#### [Exercise description]
Copy out all lines in the data below containing the string "وقتنا".

begin

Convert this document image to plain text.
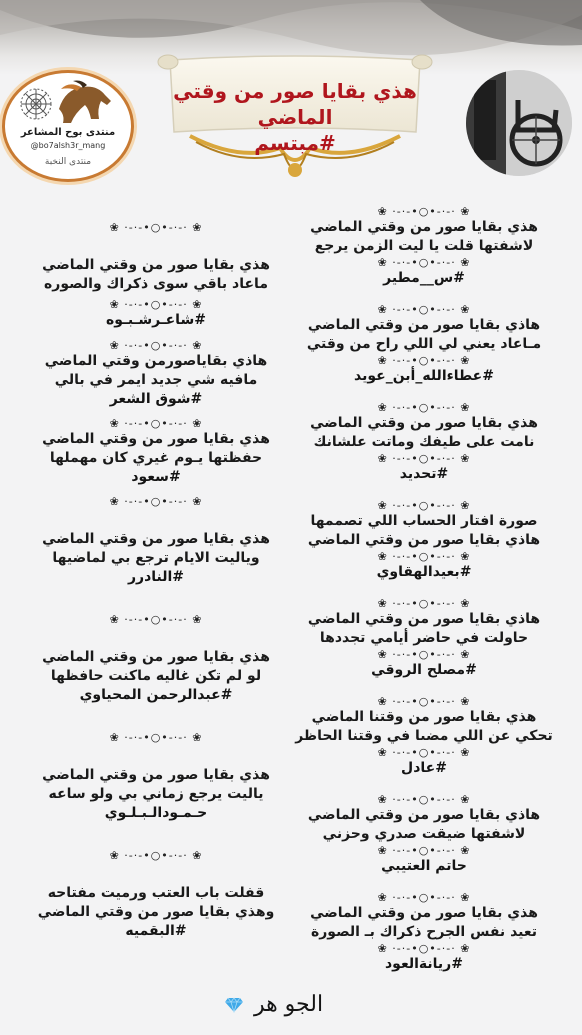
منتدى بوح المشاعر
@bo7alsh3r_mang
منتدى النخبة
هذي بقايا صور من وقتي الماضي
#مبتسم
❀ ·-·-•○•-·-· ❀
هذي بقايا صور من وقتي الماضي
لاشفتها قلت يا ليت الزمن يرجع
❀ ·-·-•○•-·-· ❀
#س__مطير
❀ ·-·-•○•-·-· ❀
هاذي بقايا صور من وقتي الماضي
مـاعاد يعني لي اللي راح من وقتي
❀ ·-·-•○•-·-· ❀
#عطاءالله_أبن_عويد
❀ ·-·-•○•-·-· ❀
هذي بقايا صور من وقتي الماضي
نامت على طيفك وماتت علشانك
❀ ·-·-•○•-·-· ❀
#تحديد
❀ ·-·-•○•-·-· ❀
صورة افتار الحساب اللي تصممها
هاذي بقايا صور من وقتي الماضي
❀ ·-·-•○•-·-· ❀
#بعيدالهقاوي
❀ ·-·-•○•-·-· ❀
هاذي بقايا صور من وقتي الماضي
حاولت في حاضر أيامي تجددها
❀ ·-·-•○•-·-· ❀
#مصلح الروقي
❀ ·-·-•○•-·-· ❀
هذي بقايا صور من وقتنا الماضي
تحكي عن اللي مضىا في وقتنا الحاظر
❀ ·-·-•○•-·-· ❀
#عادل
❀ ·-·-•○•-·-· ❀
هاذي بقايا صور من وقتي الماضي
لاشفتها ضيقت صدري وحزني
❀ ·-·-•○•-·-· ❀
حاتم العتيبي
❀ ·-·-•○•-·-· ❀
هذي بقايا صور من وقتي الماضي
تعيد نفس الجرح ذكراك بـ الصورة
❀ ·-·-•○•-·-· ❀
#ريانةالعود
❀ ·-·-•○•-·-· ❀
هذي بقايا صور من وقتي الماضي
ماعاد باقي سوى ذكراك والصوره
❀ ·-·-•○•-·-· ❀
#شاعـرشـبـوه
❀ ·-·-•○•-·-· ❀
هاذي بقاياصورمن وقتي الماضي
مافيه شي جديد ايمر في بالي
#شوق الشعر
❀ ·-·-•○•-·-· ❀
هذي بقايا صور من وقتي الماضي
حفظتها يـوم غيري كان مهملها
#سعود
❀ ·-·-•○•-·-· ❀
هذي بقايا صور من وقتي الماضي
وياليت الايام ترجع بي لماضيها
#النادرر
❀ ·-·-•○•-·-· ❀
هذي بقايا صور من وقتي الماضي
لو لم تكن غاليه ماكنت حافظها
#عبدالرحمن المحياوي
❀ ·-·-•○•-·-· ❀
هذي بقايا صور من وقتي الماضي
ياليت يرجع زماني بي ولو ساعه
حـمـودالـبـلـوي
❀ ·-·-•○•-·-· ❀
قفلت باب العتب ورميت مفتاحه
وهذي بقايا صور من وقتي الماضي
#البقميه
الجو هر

end

#### [Solution below]
هذي بقايا صور من وقتنا الماضي
تحكي عن اللي مضىا في وقتنا الحاظر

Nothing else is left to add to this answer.